_TASK GOAL_
Report all lines from the entries below in which "的右侧某处" appears.
--- DATA SECTION ---
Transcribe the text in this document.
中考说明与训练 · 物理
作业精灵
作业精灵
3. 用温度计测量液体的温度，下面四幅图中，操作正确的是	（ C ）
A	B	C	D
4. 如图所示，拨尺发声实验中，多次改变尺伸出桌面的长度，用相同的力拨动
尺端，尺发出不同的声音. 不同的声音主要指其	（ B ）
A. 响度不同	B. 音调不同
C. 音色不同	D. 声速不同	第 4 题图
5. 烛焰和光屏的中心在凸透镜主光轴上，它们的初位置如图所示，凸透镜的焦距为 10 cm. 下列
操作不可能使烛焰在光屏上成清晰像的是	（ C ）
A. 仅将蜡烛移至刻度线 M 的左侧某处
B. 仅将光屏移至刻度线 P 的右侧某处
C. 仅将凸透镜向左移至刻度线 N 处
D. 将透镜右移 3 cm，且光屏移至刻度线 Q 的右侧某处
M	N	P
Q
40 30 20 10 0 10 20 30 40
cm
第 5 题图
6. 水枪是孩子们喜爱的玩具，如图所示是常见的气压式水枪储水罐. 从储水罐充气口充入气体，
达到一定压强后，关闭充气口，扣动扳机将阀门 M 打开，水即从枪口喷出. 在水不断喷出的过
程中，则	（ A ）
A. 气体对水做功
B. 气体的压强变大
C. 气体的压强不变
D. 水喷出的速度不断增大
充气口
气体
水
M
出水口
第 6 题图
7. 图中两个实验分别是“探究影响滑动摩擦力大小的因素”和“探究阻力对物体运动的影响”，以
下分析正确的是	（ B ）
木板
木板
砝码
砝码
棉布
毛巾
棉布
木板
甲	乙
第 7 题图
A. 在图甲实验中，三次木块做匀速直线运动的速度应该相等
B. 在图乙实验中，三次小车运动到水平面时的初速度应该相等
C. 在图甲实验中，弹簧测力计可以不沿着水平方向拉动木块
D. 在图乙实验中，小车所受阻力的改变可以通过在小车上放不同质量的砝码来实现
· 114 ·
---
_WORKED SOLUTION_
B. 仅将光屏移至刻度线 P 的右侧某处
D. 将透镜右移 3 cm，且光屏移至刻度线 Q 的右侧某处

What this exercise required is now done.